Exercise » If a line includes "ensembl", copy it out of the entries.
___ Records supplied ___
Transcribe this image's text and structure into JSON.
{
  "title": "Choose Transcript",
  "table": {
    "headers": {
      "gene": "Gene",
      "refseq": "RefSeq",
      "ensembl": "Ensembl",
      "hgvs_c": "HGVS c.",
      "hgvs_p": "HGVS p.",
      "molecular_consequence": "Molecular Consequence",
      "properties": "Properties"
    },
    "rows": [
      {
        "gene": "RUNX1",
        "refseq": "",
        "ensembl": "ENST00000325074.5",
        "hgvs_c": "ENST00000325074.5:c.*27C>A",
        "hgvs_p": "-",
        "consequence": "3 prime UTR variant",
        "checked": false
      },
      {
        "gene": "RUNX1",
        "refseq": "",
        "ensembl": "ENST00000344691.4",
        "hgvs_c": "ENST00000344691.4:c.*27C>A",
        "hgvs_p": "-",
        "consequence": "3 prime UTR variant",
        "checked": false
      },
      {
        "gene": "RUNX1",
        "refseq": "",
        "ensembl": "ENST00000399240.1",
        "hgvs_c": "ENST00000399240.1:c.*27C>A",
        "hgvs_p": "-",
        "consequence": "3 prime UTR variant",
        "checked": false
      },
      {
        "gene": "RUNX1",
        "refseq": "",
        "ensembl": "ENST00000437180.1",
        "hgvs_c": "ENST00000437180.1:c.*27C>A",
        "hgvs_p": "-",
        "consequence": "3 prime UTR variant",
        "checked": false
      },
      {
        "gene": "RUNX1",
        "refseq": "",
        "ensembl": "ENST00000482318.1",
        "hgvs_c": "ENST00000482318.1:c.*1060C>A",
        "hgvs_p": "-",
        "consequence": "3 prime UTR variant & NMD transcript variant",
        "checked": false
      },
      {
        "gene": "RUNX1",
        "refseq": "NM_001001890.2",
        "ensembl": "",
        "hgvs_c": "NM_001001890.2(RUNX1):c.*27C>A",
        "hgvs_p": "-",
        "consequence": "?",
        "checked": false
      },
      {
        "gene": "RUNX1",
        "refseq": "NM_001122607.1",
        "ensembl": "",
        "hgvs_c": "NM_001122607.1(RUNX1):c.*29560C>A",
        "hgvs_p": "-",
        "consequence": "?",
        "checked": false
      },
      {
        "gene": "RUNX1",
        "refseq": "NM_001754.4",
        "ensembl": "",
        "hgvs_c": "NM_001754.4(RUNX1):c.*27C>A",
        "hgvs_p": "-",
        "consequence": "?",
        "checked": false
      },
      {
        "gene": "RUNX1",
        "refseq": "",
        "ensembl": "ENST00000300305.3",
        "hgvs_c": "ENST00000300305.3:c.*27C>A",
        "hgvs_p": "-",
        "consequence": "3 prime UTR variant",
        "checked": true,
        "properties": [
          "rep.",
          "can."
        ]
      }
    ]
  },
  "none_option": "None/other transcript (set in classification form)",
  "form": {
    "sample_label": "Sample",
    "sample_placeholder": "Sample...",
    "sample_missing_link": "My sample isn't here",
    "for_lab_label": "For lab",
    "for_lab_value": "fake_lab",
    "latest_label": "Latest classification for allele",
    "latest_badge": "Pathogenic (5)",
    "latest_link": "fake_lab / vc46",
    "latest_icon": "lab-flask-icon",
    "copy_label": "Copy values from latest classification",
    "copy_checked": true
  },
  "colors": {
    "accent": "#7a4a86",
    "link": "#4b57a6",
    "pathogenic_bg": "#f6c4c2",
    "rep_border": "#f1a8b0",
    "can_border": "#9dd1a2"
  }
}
___
Result below »
      "ensembl": "Ensembl",
        "ensembl": "ENST00000325074.5",
        "ensembl": "ENST00000344691.4",
        "ensembl": "ENST00000399240.1",
        "ensembl": "ENST00000437180.1",
        "ensembl": "ENST00000482318.1",
        "ensembl": "",
        "ensembl": "",
        "ensembl": "",
        "ensembl": "ENST00000300305.3",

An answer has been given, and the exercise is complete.